Instructions to follow -> Report, as a bare number, how many lines hold "变形练习".

Data records ->
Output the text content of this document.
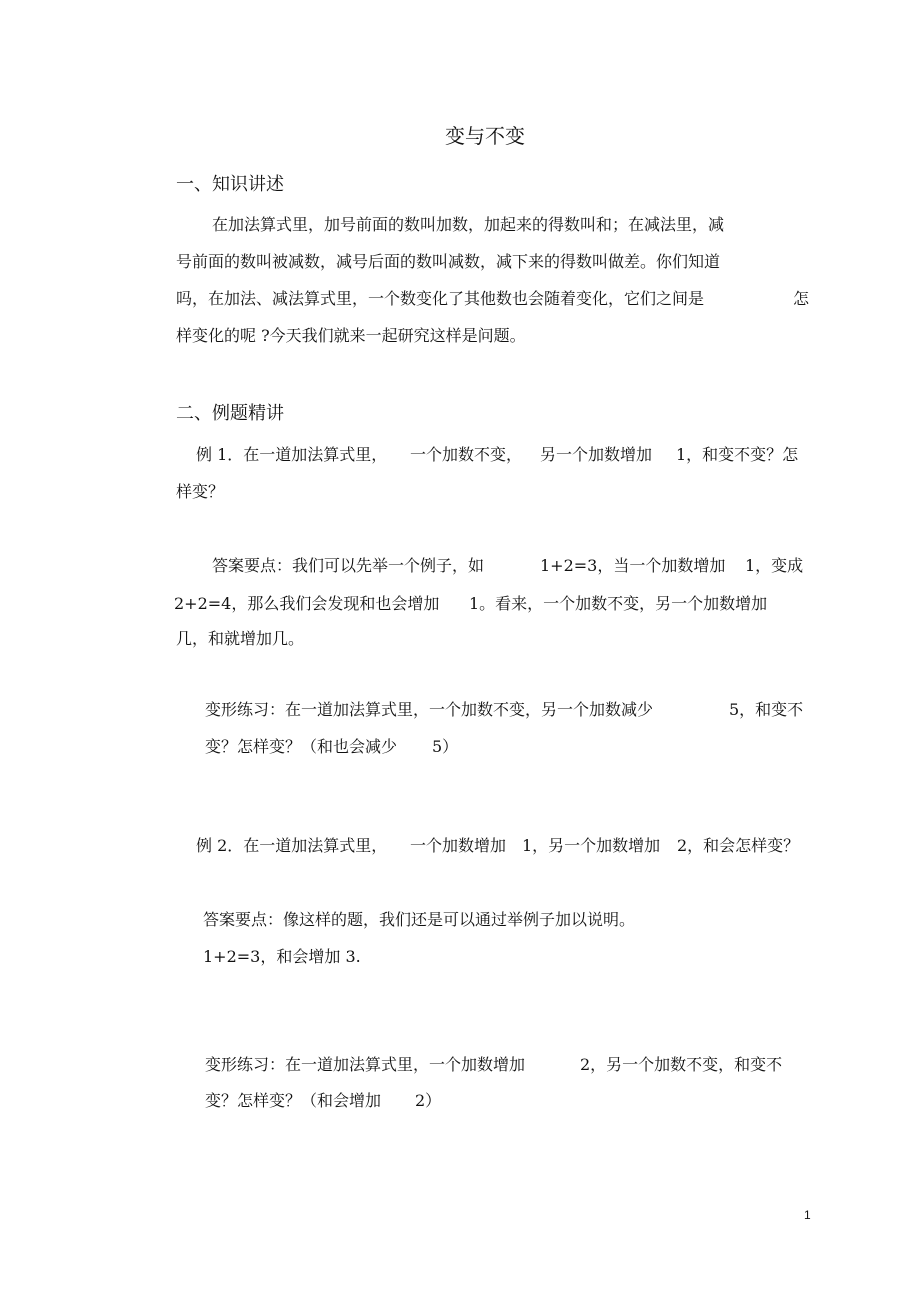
变与不变
一、知识讲述
在加法算式里，加号前面的数叫加数，加起来的得数叫和；在减法里，减
号前面的数叫被减数，减号后面的数叫减数，减下来的得数叫做差。你们知道
吗，在加法、减法算式里，一个数变化了其他数也会随着变化，它们之间是	怎
样变化的呢 ?今天我们就来一起研究这样是问题。
二、例题精讲
例 1．在一道加法算式里， 一个加数不变， 另一个加数增加 1，和变不变？怎
样变？
答案要点：我们可以先举一个例子，如	1+2=3，当一个加数增加 1，变成
2+2=4，那么我们会发现和也会增加 1。看来，一个加数不变，另一个加数增加
几，和就增加几。
变形练习：在一道加法算式里，一个加数不变，另一个加数减少	5，和变不
变？怎样变？（和也会减少 5）
例 2．在一道加法算式里， 一个加数增加 1，另一个加数增加 2，和会怎样变？
答案要点：像这样的题，我们还是可以通过举例子加以说明。
1+2=3，和会增加 3.
变形练习：在一道加法算式里，一个加数增加	2，另一个加数不变，和变不
变？怎样变？（和会增加 2）
1
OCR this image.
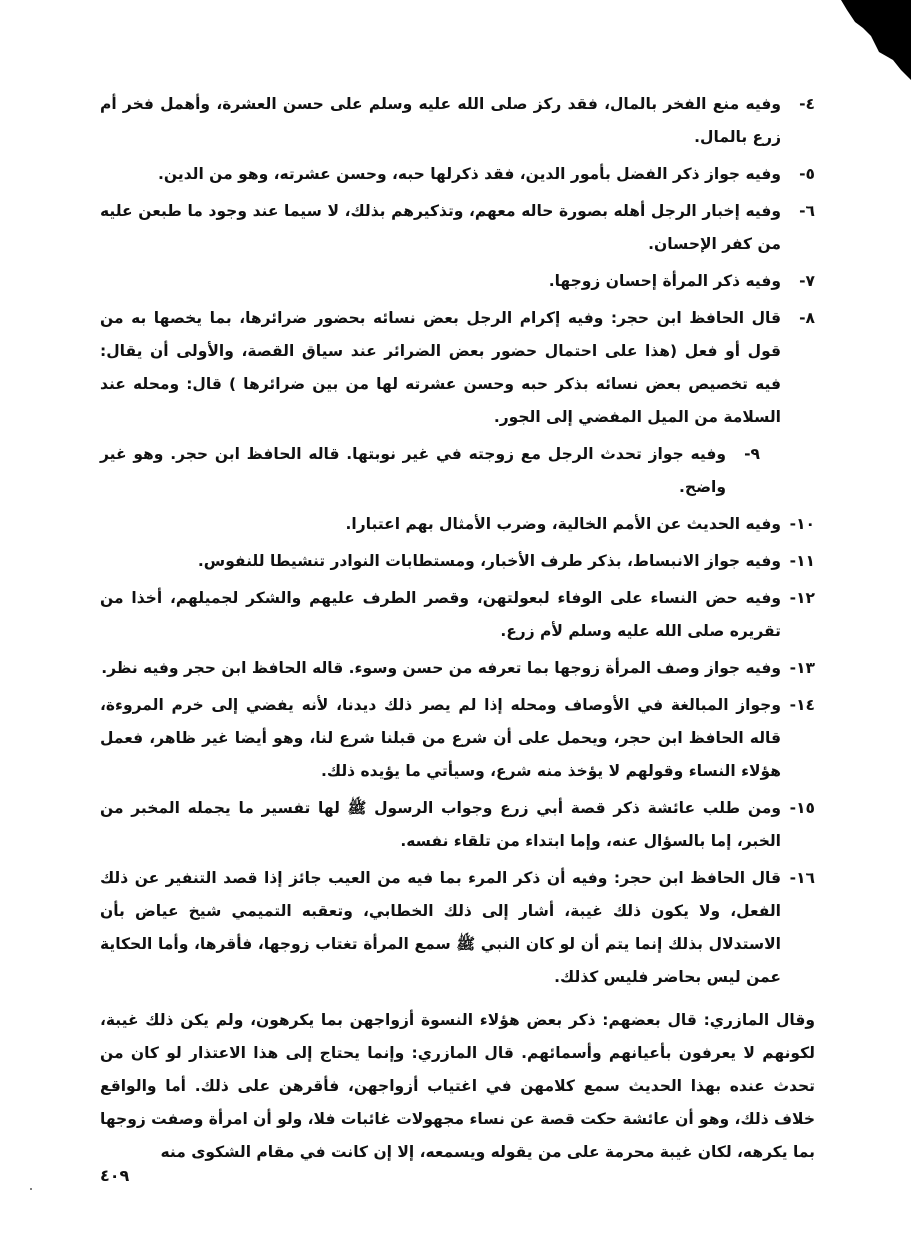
٤-
وفيه منع الفخر بالمال، فقد ركز صلى الله عليه وسلم على حسن العشرة، وأهمل فخر أم زرع بالمال.
٥-
وفيه جواز ذكر الفضل بأمور الدين، فقد ذكرلها حبه، وحسن عشرته، وهو من الدين.
٦-
وفيه إخبار الرجل أهله بصورة حاله معهم، وتذكيرهم بذلك، لا سيما عند وجود ما طبعن عليه من كفر الإحسان.
٧-
وفيه ذكر المرأة إحسان زوجها.
٨-
قال الحافظ ابن حجر: وفيه إكرام الرجل بعض نسائه بحضور ضرائرها، بما يخصها به من قول أو فعل (هذا على احتمال حضور بعض الضرائر عند سياق القصة، والأولى أن يقال: فيه تخصيص بعض نسائه بذكر حبه وحسن عشرته لها من بين ضرائرها ) قال: ومحله عند السلامة من الميل المفضي إلى الجور.
٩-
وفيه جواز تحدث الرجل مع زوجته في غير نوبتها. قاله الحافظ ابن حجر. وهو غير واضح.
١٠-
وفيه الحديث عن الأمم الخالية، وضرب الأمثال بهم اعتبارا.
١١-
وفيه جواز الانبساط، بذكر طرف الأخبار، ومستطابات النوادر تنشيطا للنفوس.
١٢-
وفيه حض النساء على الوفاء لبعولتهن، وقصر الطرف عليهم والشكر لجميلهم، أخذا من تقريره صلى الله عليه وسلم لأم زرع.
١٣-
وفيه جواز وصف المرأة زوجها بما تعرفه من حسن وسوء. قاله الحافظ ابن حجر وفيه نظر.
١٤-
وجواز المبالغة في الأوصاف ومحله إذا لم يصر ذلك ديدنا، لأنه يفضي إلى خرم المروءة، قاله الحافظ ابن حجر، ويحمل على أن شرع من قبلنا شرع لنا، وهو أيضا غير ظاهر، فعمل هؤلاء النساء وقولهم لا يؤخذ منه شرع، وسيأتي ما يؤيده ذلك.
١٥-
ومن طلب عائشة ذكر قصة أبي زرع وجواب الرسول ﷺ لها تفسير ما يجمله المخبر من الخبر، إما بالسؤال عنه، وإما ابتداء من تلقاء نفسه.
١٦-
قال الحافظ ابن حجر: وفيه أن ذكر المرء بما فيه من العيب جائز إذا قصد التنفير عن ذلك الفعل، ولا يكون ذلك غيبة، أشار إلى ذلك الخطابي، وتعقبه التميمي شيخ عياض بأن الاستدلال بذلك إنما يتم أن لو كان النبي ﷺ سمع المرأة تغتاب زوجها، فأقرها، وأما الحكاية عمن ليس بحاضر فليس كذلك.

وقال المازري: قال بعضهم: ذكر بعض هؤلاء النسوة أزواجهن بما يكرهون، ولم يكن ذلك غيبة، لكونهم لا يعرفون بأعيانهم وأسمائهم. قال المازري: وإنما يحتاج إلى هذا الاعتذار لو كان من تحدث عنده بهذا الحديث سمع كلامهن في اغتياب أزواجهن، فأقرهن على ذلك. أما والواقع خلاف ذلك، وهو أن عائشة حكت قصة عن نساء مجهولات غائبات فلا، ولو أن امرأة وصفت زوجها بما يكرهه، لكان غيبة محرمة على من يقوله ويسمعه، إلا إن كانت في مقام الشكوى منه

٤٠٩
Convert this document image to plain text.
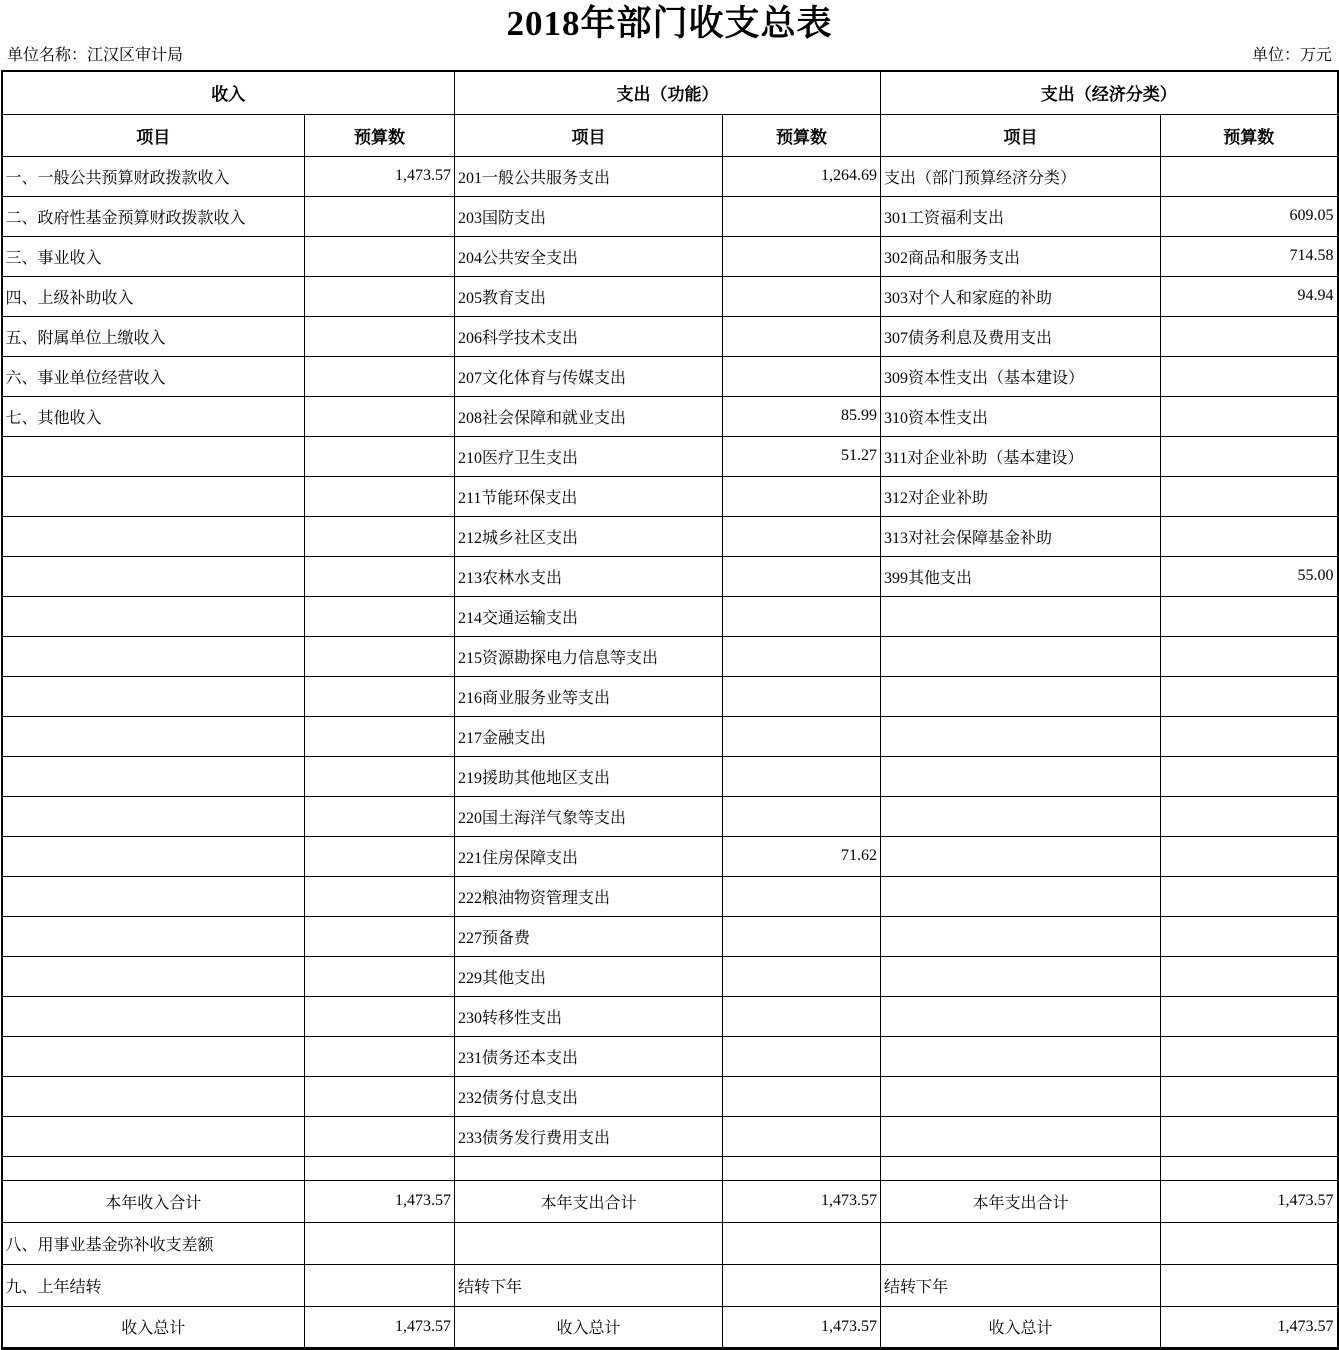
2018年部门收支总表
单位名称：江汉区审计局	单位：万元
收入		支出（功能）		支出（经济分类）	
项目	预算数	项目	预算数	项目	预算数
一、一般公共预算财政拨款收入	1,473.57	201一般公共服务支出	1,264.69	支出（部门预算经济分类）	
二、政府性基金预算财政拨款收入		203国防支出		301工资福利支出	609.05
三、事业收入		204公共安全支出		302商品和服务支出	714.58
四、上级补助收入		205教育支出		303对个人和家庭的补助	94.94
五、附属单位上缴收入		206科学技术支出		307债务利息及费用支出	
六、事业单位经营收入		207文化体育与传媒支出		309资本性支出（基本建设）	
七、其他收入		208社会保障和就业支出	85.99	310资本性支出	
		210医疗卫生支出	51.27	311对企业补助（基本建设）	
		211节能环保支出		312对企业补助	
		212城乡社区支出		313对社会保障基金补助	
		213农林水支出		399其他支出	55.00
		214交通运输支出			
		215资源勘探电力信息等支出			
		216商业服务业等支出			
		217金融支出			
		219援助其他地区支出			
		220国土海洋气象等支出			
		221住房保障支出	71.62		
		222粮油物资管理支出			
		227预备费			
		229其他支出			
		230转移性支出			
		231债务还本支出			
		232债务付息支出			
		233债务发行费用支出			

本年收入合计	1,473.57	本年支出合计	1,473.57	本年支出合计	1,473.57
八、用事业基金弥补收支差额					
九、上年结转		结转下年		结转下年	
收入总计	1,473.57	收入总计	1,473.57	收入总计	1,473.57
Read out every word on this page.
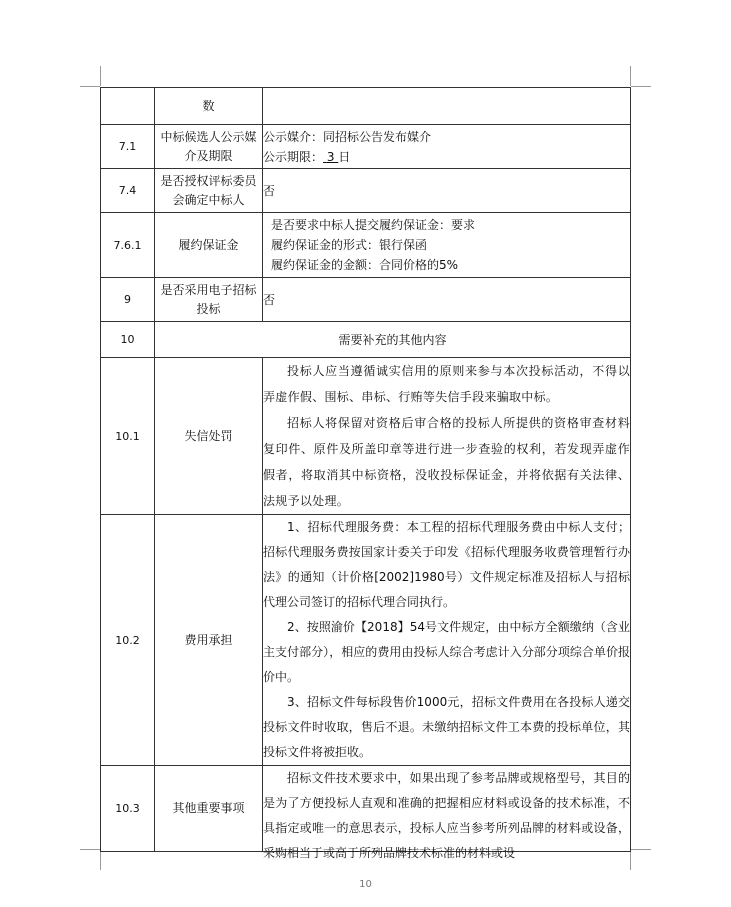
	数	
7.1	中标候选人公示媒介及期限	公示媒介：同招标公告发布媒介
公示期限： 3 日

7.4	是否授权评标委员会确定中标人	否
7.6.1	履约保证金	是否要求中标人提交履约保证金：要求
履约保证金的形式：银行保函
履约保证金的金额：合同价格的5%

9	是否采用电子招标投标	否
10	需要补充的其他内容	
10.1	失信处罚	投标人应当遵循诚实信用的原则来参与本次投标活动，不得以弄虚作假、围标、串标、行贿等失信手段来骗取中标。

招标人将保留对资格后审合格的投标人所提供的资格审查材料复印件、原件及所盖印章等进行进一步查验的权利，若发现弄虚作假者，将取消其中标资格，没收投标保证金，并将依据有关法律、法规予以处理。

10.2	费用承担	1、招标代理服务费：本工程的招标代理服务费由中标人支付；招标代理服务费按国家计委关于印发《招标代理服务收费管理暂行办法》的通知（计价格[2002]1980号）文件规定标准及招标人与招标代理公司签订的招标代理合同执行。

2、按照渝价【2018】54号文件规定，由中标方全额缴纳（含业主支付部分），相应的费用由投标人综合考虑计入分部分项综合单价报价中。

3、招标文件每标段售价1000元，招标文件费用在各投标人递交投标文件时收取，售后不退。未缴纳招标文件工本费的投标单位，其投标文件将被拒收。

10.3	其他重要事项	招标文件技术要求中，如果出现了参考品牌或规格型号，其目的是为了方便投标人直观和准确的把握相应材料或设备的技术标准，不具指定或唯一的意思表示，投标人应当参考所列品牌的材料或设备，采购相当于或高于所列品牌技术标准的材料或设

10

Answer to the problem -> 2